## [Data supplied]
━━━━━━
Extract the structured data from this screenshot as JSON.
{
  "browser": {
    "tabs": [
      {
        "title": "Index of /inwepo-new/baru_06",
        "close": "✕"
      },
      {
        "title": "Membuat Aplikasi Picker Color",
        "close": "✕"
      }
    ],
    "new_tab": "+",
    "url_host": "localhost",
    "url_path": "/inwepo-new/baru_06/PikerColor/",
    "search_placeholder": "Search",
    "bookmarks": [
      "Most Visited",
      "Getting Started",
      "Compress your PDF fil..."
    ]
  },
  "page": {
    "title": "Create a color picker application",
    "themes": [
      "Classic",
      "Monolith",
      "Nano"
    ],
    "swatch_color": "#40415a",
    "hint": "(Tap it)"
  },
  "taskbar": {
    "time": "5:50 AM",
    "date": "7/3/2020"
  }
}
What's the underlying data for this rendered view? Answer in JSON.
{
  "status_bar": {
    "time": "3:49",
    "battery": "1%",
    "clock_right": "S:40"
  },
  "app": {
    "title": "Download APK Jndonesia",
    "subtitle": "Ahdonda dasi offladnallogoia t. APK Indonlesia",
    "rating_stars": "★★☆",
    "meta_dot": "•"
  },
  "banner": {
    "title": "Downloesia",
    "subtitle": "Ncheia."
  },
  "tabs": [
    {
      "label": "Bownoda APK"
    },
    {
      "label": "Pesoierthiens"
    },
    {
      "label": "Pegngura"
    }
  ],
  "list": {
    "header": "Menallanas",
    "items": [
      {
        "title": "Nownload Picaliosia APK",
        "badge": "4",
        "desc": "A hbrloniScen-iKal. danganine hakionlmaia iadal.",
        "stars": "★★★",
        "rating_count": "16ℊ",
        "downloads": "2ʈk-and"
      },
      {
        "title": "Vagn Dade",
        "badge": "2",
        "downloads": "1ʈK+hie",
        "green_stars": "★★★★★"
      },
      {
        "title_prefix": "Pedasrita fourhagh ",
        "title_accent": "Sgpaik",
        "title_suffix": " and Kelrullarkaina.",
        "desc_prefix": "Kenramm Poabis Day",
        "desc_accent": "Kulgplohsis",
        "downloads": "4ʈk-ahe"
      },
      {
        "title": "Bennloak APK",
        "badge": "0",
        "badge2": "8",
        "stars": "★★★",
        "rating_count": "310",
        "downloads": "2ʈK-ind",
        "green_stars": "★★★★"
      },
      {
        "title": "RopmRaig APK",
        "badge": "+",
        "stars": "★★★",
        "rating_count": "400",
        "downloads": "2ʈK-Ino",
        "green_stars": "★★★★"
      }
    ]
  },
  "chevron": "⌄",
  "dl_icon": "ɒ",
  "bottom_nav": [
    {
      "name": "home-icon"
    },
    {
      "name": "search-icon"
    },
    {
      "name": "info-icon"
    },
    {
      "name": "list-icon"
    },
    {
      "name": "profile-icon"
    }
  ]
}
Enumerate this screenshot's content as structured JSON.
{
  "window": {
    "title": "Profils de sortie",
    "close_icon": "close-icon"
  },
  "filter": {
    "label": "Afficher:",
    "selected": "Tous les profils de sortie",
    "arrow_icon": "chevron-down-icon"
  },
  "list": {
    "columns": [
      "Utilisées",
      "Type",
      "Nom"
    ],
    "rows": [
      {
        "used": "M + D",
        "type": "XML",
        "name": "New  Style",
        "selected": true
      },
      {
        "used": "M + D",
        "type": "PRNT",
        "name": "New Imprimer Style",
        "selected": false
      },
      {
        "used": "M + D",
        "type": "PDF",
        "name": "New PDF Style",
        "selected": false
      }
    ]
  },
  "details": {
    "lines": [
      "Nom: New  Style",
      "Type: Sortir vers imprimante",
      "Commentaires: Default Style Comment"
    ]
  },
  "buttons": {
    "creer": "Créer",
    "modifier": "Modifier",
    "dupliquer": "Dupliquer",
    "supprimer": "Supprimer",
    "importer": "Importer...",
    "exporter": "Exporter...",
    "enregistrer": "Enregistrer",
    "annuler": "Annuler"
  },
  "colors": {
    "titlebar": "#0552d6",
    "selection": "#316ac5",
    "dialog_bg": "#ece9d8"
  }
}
━━━━━━
## [Task prompt]
Copy each line in the data that holds the word "structured".

## [Right answer]
Extract the structured data from this screenshot as JSON.
Enumerate this screenshot's content as structured JSON.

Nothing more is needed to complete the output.